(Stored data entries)
· · · · · · ·

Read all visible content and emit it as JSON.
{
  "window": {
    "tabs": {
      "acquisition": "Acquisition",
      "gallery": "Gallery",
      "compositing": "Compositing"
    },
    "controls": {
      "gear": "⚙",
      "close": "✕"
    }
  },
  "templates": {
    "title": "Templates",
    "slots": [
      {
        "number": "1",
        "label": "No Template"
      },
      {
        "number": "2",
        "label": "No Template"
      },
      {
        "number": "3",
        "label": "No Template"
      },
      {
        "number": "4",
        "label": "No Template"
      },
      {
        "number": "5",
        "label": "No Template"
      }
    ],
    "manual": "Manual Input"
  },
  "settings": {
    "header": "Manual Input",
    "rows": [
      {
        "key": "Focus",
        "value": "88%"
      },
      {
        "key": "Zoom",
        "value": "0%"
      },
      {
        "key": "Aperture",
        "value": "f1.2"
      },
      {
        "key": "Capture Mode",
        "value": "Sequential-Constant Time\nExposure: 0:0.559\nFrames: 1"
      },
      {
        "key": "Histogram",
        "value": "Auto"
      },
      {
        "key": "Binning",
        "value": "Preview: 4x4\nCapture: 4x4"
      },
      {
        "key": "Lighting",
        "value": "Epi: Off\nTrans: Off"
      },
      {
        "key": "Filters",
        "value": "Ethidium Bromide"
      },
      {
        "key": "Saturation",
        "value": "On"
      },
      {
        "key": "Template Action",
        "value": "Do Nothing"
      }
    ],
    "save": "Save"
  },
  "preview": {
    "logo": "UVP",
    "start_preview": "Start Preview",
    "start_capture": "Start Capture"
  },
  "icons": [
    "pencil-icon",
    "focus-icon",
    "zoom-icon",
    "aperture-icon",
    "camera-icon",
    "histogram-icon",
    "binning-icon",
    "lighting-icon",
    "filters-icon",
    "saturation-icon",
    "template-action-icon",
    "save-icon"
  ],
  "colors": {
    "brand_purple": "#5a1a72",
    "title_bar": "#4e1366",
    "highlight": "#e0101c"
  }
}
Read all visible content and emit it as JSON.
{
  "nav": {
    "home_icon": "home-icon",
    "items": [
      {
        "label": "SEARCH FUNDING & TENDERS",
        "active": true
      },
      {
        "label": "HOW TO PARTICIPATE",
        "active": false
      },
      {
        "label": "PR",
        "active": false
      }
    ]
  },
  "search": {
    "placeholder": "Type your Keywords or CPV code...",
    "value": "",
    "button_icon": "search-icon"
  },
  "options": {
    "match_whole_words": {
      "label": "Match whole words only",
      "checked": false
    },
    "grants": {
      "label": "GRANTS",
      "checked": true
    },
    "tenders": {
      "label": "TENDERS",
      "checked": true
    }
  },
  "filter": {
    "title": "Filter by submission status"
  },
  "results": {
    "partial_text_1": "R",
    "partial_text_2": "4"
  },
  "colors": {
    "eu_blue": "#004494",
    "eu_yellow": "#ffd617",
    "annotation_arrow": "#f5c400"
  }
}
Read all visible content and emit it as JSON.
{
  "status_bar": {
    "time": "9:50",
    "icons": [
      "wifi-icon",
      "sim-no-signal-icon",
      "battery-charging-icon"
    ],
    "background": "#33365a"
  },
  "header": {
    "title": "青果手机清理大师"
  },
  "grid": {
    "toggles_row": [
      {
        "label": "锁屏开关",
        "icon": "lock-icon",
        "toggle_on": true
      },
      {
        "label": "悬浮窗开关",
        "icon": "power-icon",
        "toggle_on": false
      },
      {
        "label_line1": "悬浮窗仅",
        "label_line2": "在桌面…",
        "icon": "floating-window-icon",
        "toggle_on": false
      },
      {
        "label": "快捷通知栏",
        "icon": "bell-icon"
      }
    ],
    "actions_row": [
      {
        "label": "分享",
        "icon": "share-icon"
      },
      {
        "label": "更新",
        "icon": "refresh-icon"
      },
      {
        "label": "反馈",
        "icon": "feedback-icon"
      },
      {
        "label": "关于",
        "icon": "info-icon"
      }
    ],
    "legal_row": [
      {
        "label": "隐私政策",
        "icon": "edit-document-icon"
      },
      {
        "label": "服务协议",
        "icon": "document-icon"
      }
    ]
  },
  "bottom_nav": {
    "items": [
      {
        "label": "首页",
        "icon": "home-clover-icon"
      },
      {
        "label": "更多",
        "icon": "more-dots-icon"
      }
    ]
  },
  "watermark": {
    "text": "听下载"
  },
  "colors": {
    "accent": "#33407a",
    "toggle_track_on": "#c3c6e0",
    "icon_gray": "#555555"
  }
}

· · · · · · ·

GIVEN PROBLEM - Write out every record shown above, word for word.

SOLUTION TO THIS EXERCISE -
Read all visible content and emit it as JSON.
{
  "window": {
    "tabs": {
      "acquisition": "Acquisition",
      "gallery": "Gallery",
      "compositing": "Compositing"
    },
    "controls": {
      "gear": "⚙",
      "close": "✕"
    }
  },
  "templates": {
    "title": "Templates",
    "slots": [
      {
        "number": "1",
        "label": "No Template"
      },
      {
        "number": "2",
        "label": "No Template"
      },
      {
        "number": "3",
        "label": "No Template"
      },
      {
        "number": "4",
        "label": "No Template"
      },
      {
        "number": "5",
        "label": "No Template"
      }
    ],
    "manual": "Manual Input"
  },
  "settings": {
    "header": "Manual Input",
    "rows": [
      {
        "key": "Focus",
        "value": "88%"
      },
      {
        "key": "Zoom",
        "value": "0%"
      },
      {
        "key": "Aperture",
        "value": "f1.2"
      },
      {
        "key": "Capture Mode",
        "value": "Sequential-Constant Time\nExposure: 0:0.559\nFrames: 1"
      },
      {
        "key": "Histogram",
        "value": "Auto"
      },
      {
        "key": "Binning",
        "value": "Preview: 4x4\nCapture: 4x4"
      },
      {
        "key": "Lighting",
        "value": "Epi: Off\nTrans: Off"
      },
      {
        "key": "Filters",
        "value": "Ethidium Bromide"
      },
      {
        "key": "Saturation",
        "value": "On"
      },
      {
        "key": "Template Action",
        "value": "Do Nothing"
      }
    ],
    "save": "Save"
  },
  "preview": {
    "logo": "UVP",
    "start_preview": "Start Preview",
    "start_capture": "Start Capture"
  },
  "icons": [
    "pencil-icon",
    "focus-icon",
    "zoom-icon",
    "aperture-icon",
    "camera-icon",
    "histogram-icon",
    "binning-icon",
    "lighting-icon",
    "filters-icon",
    "saturation-icon",
    "template-action-icon",
    "save-icon"
  ],
  "colors": {
    "brand_purple": "#5a1a72",
    "title_bar": "#4e1366",
    "highlight": "#e0101c"
  }
}
Read all visible content and emit it as JSON.
{
  "nav": {
    "home_icon": "home-icon",
    "items": [
      {
        "label": "SEARCH FUNDING & TENDERS",
        "active": true
      },
      {
        "label": "HOW TO PARTICIPATE",
        "active": false
      },
      {
        "label": "PR",
        "active": false
      }
    ]
  },
  "search": {
    "placeholder": "Type your Keywords or CPV code...",
    "value": "",
    "button_icon": "search-icon"
  },
  "options": {
    "match_whole_words": {
      "label": "Match whole words only",
      "checked": false
    },
    "grants": {
      "label": "GRANTS",
      "checked": true
    },
    "tenders": {
      "label": "TENDERS",
      "checked": true
    }
  },
  "filter": {
    "title": "Filter by submission status"
  },
  "results": {
    "partial_text_1": "R",
    "partial_text_2": "4"
  },
  "colors": {
    "eu_blue": "#004494",
    "eu_yellow": "#ffd617",
    "annotation_arrow": "#f5c400"
  }
}
Read all visible content and emit it as JSON.
{
  "status_bar": {
    "time": "9:50",
    "icons": [
      "wifi-icon",
      "sim-no-signal-icon",
      "battery-charging-icon"
    ],
    "background": "#33365a"
  },
  "header": {
    "title": "青果手机清理大师"
  },
  "grid": {
    "toggles_row": [
      {
        "label": "锁屏开关",
        "icon": "lock-icon",
        "toggle_on": true
      },
      {
        "label": "悬浮窗开关",
        "icon": "power-icon",
        "toggle_on": false
      },
      {
        "label_line1": "悬浮窗仅",
        "label_line2": "在桌面…",
        "icon": "floating-window-icon",
        "toggle_on": false
      },
      {
        "label": "快捷通知栏",
        "icon": "bell-icon"
      }
    ],
    "actions_row": [
      {
        "label": "分享",
        "icon": "share-icon"
      },
      {
        "label": "更新",
        "icon": "refresh-icon"
      },
      {
        "label": "反馈",
        "icon": "feedback-icon"
      },
      {
        "label": "关于",
        "icon": "info-icon"
      }
    ],
    "legal_row": [
      {
        "label": "隐私政策",
        "icon": "edit-document-icon"
      },
      {
        "label": "服务协议",
        "icon": "document-icon"
      }
    ]
  },
  "bottom_nav": {
    "items": [
      {
        "label": "首页",
        "icon": "home-clover-icon"
      },
      {
        "label": "更多",
        "icon": "more-dots-icon"
      }
    ]
  },
  "watermark": {
    "text": "听下载"
  },
  "colors": {
    "accent": "#33407a",
    "toggle_track_on": "#c3c6e0",
    "icon_gray": "#555555"
  }
}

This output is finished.